__What the task requires__
Select the lines that hold the word "Output" and copy each one.

Collected data:
===============

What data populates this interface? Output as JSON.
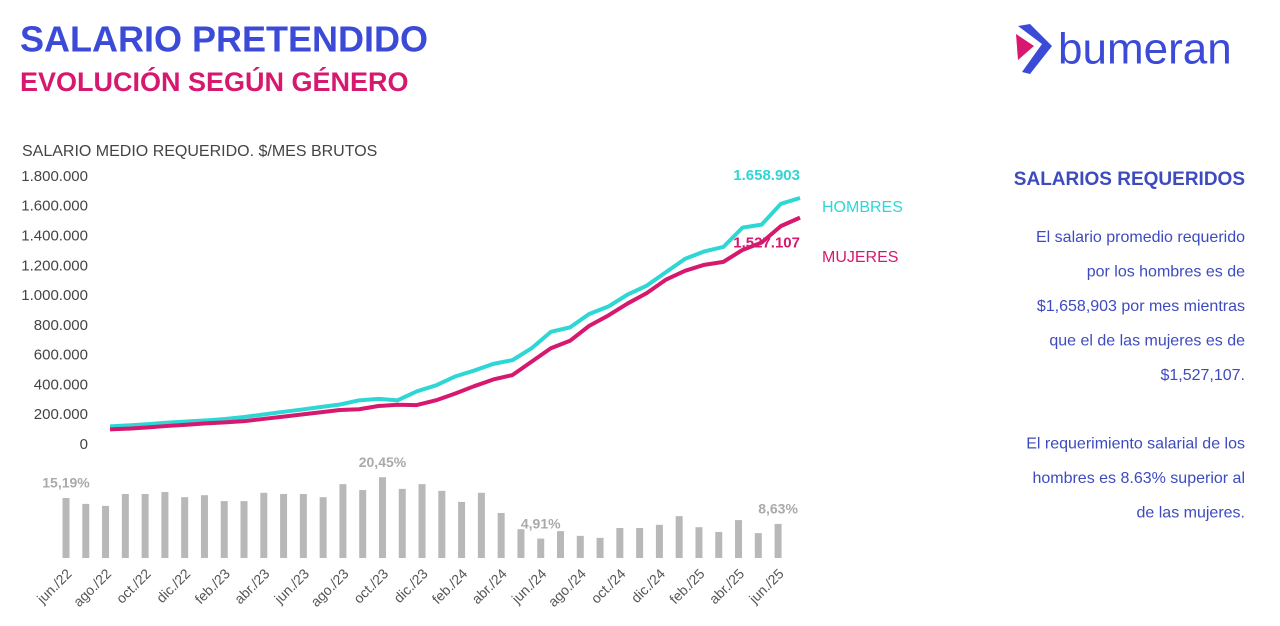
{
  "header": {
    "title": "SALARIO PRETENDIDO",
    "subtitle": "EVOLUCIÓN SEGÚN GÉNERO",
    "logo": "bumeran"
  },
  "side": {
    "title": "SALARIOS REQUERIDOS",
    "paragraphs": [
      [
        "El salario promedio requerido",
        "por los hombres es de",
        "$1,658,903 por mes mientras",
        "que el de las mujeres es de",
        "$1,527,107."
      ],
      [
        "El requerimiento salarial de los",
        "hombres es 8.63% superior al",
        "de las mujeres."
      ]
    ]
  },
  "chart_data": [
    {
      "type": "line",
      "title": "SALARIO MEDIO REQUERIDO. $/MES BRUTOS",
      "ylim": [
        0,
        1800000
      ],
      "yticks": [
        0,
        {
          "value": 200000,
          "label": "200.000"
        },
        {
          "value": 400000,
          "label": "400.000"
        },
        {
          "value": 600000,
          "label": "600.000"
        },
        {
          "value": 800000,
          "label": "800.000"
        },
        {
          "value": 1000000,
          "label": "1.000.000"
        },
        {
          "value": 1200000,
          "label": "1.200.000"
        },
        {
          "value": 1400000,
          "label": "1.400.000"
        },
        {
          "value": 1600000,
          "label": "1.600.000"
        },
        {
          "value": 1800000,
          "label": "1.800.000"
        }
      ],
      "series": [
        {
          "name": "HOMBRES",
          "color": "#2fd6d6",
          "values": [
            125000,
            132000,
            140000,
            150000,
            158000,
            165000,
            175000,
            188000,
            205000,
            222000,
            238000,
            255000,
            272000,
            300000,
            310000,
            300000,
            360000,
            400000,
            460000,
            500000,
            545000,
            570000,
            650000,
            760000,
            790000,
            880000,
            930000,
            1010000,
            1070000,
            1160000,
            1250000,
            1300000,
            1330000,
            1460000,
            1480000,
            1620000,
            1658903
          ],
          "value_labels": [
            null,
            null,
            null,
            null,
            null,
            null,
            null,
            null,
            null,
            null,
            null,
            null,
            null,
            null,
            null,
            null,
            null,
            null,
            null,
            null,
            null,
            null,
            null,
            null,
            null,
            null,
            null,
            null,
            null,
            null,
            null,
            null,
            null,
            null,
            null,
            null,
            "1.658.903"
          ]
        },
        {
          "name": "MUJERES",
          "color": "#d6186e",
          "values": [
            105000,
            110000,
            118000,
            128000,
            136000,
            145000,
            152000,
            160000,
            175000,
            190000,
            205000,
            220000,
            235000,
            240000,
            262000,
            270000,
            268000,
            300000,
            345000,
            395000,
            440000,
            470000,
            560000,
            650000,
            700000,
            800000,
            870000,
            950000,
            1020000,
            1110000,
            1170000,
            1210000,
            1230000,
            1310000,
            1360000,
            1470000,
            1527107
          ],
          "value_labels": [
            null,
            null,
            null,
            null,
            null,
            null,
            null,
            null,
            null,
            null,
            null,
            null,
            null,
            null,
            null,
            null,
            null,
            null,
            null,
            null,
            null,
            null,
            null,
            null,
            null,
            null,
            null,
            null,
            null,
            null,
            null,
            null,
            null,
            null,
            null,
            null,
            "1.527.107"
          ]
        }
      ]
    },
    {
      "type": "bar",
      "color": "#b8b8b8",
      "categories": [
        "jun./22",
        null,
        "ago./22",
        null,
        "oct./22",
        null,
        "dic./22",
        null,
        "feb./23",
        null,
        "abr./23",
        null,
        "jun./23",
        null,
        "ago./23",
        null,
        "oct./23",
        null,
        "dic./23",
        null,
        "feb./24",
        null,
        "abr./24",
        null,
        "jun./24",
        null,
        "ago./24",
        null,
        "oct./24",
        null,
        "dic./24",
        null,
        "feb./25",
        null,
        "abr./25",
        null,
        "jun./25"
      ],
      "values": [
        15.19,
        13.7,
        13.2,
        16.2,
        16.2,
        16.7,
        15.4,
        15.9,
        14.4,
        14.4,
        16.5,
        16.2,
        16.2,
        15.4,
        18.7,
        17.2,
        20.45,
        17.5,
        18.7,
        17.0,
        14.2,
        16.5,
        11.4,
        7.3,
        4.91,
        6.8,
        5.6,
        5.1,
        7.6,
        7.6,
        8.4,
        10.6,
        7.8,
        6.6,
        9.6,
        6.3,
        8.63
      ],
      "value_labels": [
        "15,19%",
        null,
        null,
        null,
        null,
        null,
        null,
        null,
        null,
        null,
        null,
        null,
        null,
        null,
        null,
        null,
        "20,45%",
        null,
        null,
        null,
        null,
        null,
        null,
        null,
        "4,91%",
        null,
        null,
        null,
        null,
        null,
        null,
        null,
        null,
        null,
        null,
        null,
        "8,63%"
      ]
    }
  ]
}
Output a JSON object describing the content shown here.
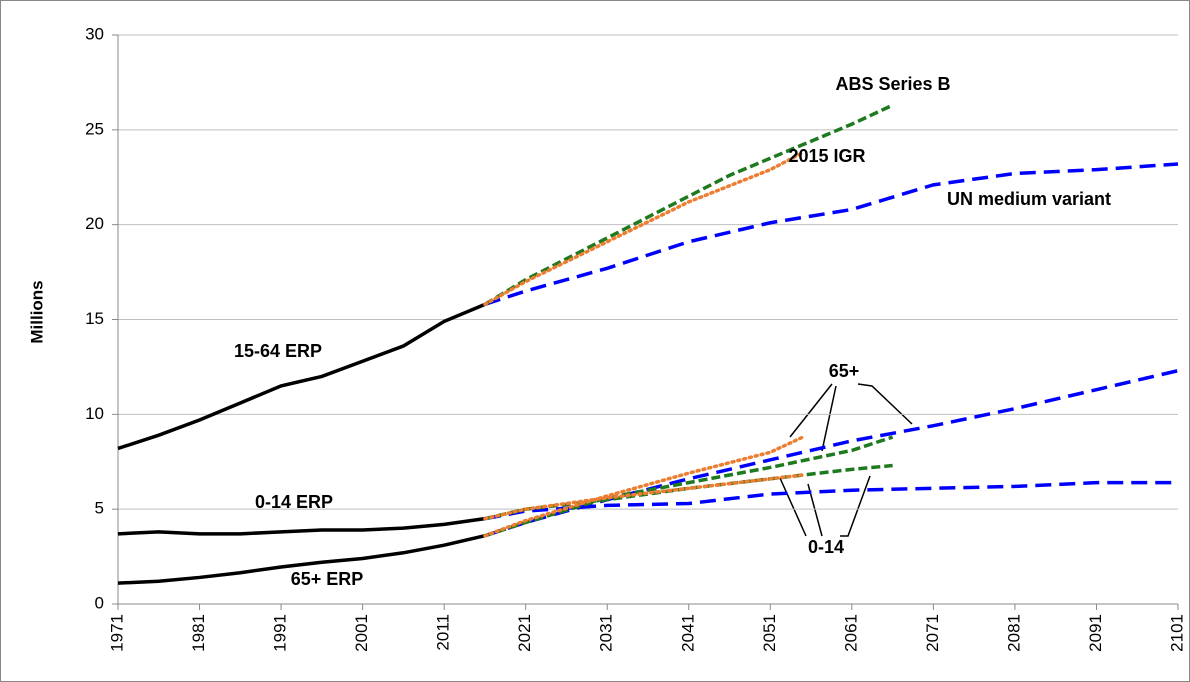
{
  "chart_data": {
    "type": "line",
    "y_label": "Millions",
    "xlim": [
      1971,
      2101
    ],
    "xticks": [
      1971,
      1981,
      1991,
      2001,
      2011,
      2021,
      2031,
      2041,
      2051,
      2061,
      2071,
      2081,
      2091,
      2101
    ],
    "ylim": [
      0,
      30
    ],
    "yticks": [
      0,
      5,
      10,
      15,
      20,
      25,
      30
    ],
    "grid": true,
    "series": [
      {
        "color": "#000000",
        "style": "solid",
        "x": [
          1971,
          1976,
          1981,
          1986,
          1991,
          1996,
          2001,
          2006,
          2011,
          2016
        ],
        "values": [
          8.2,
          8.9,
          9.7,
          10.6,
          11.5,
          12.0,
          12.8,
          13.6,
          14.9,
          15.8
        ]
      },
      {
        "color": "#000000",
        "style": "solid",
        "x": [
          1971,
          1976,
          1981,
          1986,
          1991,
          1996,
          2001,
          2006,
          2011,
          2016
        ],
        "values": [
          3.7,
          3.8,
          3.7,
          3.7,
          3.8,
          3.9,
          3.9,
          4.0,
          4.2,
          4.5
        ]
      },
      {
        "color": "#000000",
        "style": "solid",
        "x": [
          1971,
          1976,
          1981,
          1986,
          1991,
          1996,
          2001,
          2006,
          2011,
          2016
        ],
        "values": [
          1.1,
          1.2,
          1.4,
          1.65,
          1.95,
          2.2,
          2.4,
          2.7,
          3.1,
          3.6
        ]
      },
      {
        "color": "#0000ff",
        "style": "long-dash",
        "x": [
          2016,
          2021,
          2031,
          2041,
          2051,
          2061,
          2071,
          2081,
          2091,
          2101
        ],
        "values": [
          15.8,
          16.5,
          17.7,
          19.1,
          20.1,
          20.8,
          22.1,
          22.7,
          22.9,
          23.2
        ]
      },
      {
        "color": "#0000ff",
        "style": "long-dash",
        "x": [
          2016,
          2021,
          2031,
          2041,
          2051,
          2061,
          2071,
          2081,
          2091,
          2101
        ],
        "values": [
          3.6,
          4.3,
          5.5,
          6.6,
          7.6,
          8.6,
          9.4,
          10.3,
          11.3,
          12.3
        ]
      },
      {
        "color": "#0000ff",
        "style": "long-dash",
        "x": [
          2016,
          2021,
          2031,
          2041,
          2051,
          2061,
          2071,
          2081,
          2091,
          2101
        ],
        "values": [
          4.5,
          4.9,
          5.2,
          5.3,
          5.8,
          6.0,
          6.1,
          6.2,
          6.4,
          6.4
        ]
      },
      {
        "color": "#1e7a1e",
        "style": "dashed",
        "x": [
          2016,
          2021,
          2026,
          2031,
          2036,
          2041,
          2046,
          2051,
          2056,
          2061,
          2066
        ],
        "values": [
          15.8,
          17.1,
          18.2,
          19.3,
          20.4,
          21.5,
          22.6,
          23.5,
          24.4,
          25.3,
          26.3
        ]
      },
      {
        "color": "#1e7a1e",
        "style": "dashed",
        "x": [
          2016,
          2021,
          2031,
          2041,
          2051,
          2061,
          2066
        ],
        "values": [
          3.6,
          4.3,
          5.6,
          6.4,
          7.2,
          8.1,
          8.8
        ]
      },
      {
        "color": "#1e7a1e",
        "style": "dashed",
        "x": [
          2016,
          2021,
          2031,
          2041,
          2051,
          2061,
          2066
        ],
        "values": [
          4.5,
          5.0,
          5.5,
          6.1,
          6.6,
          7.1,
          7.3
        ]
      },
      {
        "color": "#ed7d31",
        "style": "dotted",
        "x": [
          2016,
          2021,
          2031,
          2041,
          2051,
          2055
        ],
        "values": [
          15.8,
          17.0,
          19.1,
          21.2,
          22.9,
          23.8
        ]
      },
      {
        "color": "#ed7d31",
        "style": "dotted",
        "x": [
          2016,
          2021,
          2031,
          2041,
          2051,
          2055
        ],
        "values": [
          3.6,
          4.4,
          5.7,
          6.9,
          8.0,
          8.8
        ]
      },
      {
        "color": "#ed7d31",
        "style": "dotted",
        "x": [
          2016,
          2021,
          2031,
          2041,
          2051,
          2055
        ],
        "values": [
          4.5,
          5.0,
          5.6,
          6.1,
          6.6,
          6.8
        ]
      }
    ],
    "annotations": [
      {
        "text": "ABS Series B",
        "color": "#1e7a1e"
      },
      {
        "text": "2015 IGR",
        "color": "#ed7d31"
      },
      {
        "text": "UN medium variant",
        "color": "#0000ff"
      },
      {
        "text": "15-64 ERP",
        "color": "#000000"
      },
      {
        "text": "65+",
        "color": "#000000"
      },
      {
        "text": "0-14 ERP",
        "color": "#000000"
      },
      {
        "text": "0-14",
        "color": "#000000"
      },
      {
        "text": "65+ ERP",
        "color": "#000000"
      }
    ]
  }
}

===============

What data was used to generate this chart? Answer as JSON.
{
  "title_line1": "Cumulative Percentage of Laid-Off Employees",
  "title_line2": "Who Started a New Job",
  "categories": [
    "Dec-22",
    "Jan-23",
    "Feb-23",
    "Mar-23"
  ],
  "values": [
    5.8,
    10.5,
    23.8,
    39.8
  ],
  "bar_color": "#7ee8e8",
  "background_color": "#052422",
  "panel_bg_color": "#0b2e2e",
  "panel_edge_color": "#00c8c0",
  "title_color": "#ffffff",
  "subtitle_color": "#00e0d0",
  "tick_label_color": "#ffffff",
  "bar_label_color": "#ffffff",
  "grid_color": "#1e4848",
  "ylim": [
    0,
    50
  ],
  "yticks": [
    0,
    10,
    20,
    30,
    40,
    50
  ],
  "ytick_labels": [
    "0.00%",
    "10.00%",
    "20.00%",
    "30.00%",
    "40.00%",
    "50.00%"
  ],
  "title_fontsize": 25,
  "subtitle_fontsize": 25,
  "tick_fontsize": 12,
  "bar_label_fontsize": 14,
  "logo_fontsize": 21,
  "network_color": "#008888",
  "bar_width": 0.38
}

===============

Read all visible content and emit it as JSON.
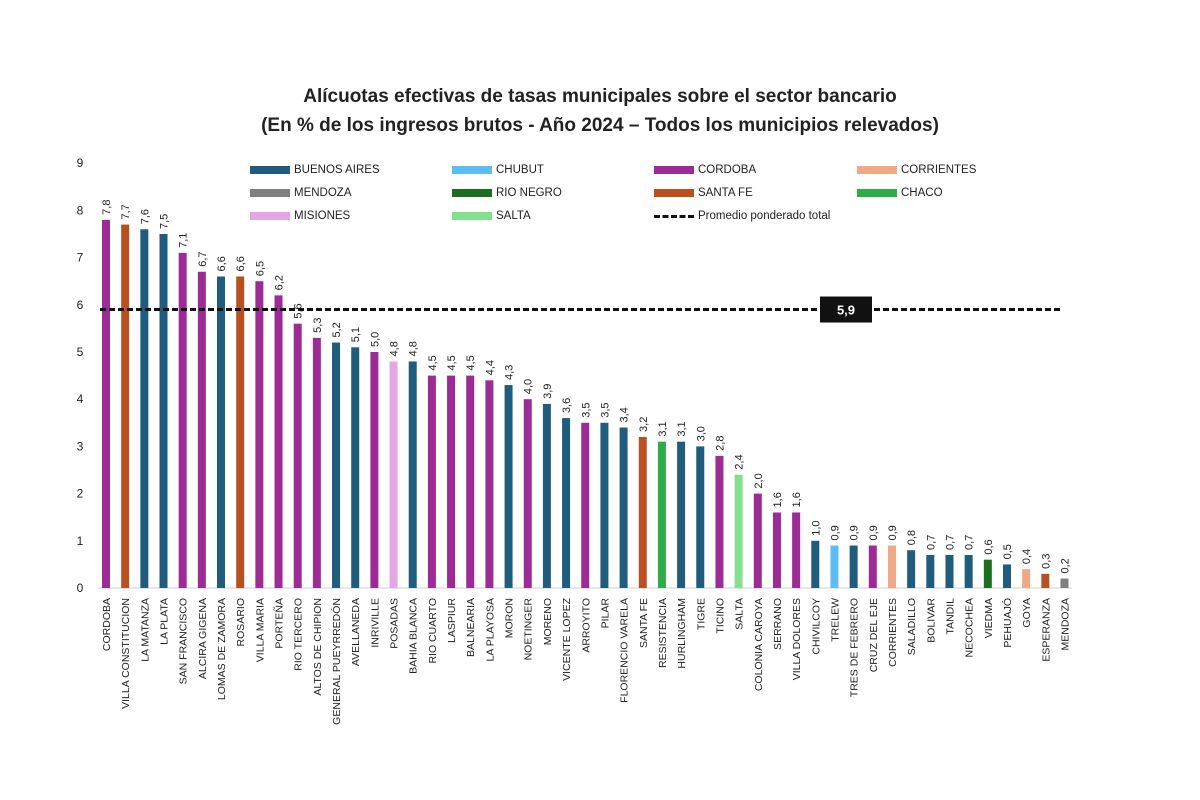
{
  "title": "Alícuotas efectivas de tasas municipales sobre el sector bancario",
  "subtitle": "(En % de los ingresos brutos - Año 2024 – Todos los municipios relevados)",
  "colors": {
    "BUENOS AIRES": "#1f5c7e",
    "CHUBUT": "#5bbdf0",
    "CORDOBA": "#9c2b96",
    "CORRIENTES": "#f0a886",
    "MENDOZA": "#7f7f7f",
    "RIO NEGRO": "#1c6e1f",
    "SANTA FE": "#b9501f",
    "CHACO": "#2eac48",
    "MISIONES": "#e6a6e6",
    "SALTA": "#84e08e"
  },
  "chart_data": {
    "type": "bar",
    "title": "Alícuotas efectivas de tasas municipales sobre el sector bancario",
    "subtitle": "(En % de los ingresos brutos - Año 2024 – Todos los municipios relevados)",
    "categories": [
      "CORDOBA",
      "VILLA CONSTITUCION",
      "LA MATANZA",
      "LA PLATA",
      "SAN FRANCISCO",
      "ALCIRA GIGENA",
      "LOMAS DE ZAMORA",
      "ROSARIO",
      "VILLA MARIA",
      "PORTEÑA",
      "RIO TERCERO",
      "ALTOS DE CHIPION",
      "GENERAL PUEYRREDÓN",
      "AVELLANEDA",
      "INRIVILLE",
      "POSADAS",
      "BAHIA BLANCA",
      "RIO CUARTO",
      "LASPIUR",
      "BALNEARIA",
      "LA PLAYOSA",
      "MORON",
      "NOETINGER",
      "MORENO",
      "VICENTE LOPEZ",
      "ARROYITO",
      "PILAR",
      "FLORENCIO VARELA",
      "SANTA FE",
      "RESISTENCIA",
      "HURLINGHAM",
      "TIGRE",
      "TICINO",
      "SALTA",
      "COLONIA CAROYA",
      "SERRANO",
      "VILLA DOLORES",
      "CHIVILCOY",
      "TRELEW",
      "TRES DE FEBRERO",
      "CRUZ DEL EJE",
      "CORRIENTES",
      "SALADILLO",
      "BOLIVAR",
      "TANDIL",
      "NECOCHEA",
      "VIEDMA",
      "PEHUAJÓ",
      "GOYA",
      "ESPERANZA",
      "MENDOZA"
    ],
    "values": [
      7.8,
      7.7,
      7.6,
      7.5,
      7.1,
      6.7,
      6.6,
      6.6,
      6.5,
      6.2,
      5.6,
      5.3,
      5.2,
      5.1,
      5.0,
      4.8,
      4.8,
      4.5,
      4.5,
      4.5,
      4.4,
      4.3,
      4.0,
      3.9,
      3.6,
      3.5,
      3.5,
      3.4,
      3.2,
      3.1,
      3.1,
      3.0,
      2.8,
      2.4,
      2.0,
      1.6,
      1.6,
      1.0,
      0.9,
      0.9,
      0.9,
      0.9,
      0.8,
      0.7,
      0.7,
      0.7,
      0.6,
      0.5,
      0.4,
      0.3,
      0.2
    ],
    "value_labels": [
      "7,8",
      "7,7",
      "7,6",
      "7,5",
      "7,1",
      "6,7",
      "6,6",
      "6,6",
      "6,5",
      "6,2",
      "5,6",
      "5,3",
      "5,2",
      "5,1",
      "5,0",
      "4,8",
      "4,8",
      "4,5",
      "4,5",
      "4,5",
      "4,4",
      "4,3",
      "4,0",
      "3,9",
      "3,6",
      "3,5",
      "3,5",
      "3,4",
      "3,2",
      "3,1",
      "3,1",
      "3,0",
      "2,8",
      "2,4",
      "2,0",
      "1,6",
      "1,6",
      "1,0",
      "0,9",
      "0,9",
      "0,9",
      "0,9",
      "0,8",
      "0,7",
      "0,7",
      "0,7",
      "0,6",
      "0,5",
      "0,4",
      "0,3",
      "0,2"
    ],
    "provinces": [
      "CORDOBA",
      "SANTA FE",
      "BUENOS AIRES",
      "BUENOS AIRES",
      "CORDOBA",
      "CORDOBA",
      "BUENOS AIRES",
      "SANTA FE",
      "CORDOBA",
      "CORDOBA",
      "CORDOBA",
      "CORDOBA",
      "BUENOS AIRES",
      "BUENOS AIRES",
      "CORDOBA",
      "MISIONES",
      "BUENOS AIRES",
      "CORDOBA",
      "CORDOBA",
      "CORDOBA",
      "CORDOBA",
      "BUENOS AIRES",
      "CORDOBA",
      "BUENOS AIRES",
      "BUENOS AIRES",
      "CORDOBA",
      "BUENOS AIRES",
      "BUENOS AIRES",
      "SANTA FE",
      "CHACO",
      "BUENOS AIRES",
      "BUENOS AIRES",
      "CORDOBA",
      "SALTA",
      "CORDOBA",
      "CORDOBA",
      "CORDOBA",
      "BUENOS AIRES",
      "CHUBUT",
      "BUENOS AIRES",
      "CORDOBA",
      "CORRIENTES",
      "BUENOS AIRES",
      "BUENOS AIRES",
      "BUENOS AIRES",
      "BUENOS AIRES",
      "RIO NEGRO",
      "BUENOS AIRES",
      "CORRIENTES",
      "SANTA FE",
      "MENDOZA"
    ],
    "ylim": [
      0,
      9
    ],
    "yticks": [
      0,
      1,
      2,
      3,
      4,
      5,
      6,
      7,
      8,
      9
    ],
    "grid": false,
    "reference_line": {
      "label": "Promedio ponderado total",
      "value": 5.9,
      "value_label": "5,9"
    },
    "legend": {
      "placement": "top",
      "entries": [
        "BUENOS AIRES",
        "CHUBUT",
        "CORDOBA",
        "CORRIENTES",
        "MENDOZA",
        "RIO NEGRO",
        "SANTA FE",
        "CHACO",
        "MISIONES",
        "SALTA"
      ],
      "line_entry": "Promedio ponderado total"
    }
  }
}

===============

__Exercise response__
What data populates this interface? Output as JSON.
Output a JSON object describing the content shown here.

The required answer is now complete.